■ Stated exercise ■
Gather up the lines that contain "CONTOURS".
**** Input material
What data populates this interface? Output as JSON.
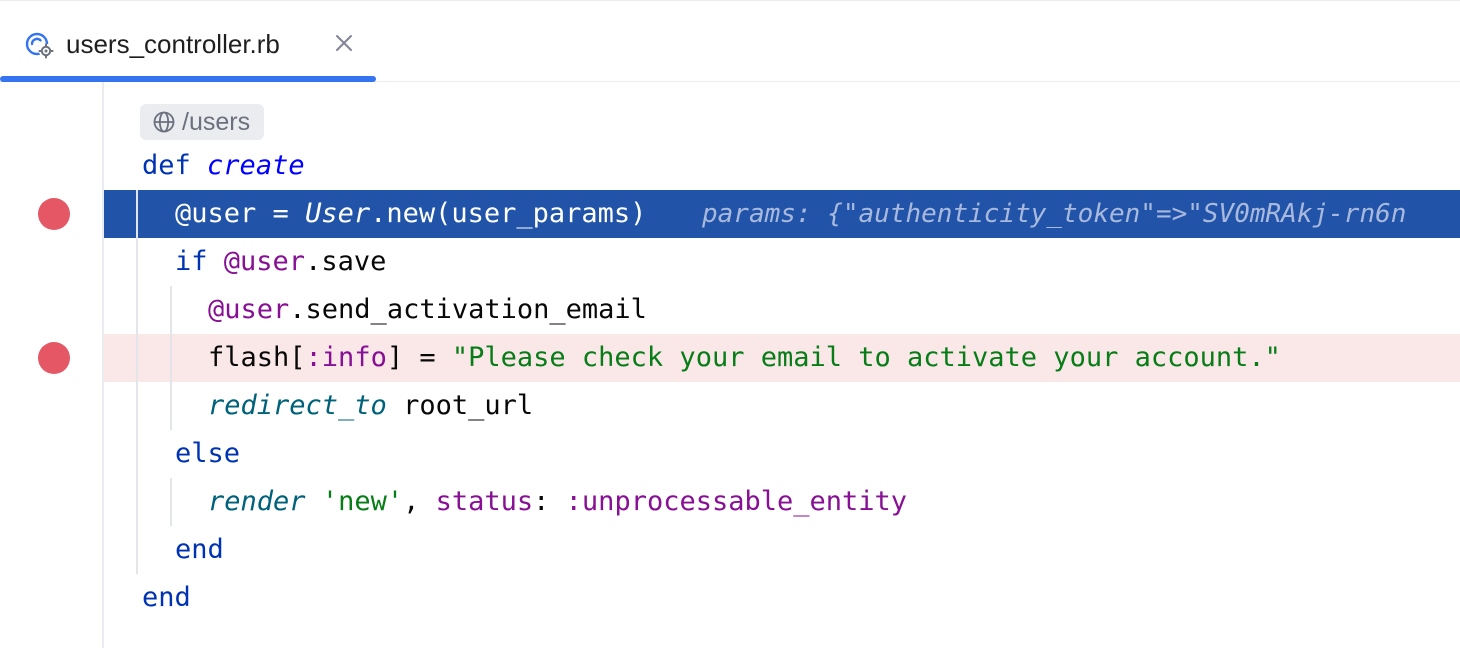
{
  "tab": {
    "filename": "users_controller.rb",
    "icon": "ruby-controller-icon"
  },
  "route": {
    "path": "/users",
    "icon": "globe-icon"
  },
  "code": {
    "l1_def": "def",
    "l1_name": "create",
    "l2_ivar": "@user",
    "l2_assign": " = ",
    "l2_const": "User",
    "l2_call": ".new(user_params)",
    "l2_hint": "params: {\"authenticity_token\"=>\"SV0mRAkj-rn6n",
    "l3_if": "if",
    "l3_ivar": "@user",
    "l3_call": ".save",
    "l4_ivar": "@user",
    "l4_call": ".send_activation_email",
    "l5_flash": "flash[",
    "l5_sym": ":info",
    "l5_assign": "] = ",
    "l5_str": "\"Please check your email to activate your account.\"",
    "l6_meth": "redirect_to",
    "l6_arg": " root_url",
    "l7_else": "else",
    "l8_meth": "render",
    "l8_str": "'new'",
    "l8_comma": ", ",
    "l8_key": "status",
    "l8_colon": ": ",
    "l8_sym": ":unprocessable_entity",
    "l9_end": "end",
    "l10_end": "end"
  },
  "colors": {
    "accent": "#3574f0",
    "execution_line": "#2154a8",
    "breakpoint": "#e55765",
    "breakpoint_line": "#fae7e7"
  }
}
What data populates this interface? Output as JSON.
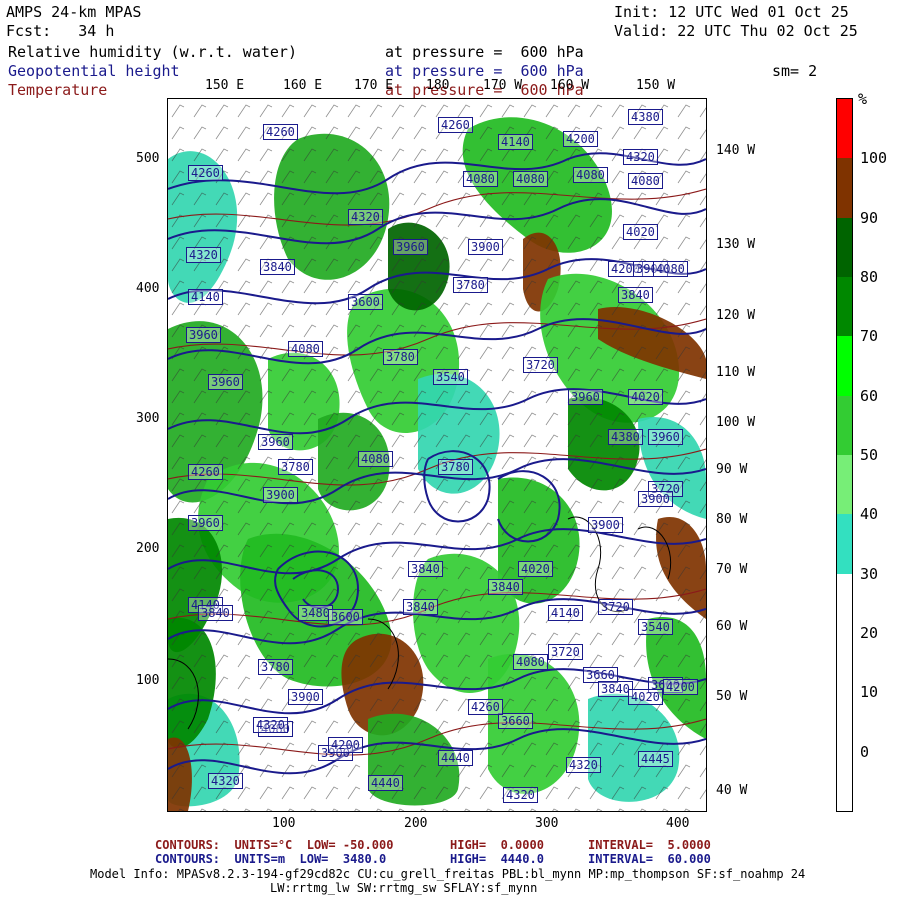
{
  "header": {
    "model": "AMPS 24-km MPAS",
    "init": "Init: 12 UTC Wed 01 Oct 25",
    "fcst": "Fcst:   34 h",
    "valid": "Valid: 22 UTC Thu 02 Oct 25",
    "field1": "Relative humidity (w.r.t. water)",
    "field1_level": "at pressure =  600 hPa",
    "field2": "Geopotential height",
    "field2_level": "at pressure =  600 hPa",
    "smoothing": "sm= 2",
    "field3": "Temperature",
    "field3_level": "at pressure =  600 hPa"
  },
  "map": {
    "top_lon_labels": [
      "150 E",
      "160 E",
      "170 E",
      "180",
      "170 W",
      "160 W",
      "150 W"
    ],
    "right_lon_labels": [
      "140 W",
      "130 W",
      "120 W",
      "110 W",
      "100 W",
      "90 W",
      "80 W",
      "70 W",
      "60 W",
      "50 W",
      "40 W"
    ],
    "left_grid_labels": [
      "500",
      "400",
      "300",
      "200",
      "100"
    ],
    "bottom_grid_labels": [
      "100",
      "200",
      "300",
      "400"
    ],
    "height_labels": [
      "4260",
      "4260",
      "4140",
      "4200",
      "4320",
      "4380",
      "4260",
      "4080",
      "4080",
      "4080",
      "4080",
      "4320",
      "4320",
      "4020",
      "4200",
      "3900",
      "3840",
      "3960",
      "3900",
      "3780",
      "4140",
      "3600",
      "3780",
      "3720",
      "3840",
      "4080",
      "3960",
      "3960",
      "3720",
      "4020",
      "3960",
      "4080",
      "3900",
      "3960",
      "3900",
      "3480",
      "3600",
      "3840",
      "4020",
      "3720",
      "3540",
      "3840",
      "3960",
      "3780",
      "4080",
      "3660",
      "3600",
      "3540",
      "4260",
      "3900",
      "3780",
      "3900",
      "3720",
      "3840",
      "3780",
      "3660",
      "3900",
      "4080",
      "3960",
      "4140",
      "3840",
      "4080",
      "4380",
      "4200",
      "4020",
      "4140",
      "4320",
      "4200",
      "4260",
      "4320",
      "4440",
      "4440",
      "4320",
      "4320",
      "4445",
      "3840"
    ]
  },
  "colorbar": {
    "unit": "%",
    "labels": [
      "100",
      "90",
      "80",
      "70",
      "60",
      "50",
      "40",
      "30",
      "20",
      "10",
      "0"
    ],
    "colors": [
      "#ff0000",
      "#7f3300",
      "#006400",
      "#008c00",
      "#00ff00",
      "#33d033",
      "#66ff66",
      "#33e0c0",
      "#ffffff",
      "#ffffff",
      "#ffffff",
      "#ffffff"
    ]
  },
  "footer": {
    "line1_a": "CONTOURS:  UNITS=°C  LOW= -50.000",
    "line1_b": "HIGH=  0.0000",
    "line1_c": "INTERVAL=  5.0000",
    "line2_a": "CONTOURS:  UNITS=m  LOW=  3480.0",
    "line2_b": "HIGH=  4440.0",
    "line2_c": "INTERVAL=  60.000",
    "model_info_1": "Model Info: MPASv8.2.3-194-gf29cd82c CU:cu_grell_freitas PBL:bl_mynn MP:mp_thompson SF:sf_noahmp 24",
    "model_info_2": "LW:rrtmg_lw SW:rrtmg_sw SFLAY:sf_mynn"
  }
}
********
**** Input material
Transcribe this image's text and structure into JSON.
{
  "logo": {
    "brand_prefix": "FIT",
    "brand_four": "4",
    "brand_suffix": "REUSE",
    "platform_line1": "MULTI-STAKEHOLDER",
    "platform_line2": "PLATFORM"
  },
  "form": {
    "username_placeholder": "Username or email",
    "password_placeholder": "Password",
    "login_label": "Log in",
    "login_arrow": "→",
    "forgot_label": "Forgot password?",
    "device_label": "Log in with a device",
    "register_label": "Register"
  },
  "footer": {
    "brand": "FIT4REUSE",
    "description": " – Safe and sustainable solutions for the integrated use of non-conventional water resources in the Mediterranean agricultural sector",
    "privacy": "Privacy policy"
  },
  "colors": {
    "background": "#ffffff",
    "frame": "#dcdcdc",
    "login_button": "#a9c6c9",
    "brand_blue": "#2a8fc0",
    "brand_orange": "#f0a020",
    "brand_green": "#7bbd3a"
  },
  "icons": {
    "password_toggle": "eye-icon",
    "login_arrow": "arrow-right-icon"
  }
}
********
**** Input material
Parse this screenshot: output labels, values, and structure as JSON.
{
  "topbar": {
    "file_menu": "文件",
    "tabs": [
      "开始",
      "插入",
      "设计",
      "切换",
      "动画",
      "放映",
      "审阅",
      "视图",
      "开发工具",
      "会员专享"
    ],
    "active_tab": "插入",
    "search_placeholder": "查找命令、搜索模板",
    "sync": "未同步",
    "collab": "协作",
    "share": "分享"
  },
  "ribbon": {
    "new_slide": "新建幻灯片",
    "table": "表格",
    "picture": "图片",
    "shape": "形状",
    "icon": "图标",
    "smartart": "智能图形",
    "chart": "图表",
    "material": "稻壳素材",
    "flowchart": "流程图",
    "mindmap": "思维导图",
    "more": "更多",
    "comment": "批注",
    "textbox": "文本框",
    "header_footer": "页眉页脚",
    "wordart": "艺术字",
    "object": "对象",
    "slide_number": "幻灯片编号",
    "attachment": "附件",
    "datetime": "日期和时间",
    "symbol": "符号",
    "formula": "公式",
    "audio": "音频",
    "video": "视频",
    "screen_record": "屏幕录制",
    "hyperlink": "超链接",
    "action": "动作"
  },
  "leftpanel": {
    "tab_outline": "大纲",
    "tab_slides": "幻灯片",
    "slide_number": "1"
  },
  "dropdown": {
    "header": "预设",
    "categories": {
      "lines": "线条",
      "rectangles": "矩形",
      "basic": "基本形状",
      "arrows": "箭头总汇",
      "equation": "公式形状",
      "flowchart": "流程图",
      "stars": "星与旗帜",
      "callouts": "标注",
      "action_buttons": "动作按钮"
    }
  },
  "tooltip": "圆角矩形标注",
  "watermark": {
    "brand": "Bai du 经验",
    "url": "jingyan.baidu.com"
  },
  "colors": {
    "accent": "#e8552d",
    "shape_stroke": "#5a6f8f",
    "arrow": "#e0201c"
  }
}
********
■ Solution to this exercise ■
    "line1_a": "CONTOURS:  UNITS=°C  LOW= -50.000",
    "line2_a": "CONTOURS:  UNITS=m  LOW=  3480.0",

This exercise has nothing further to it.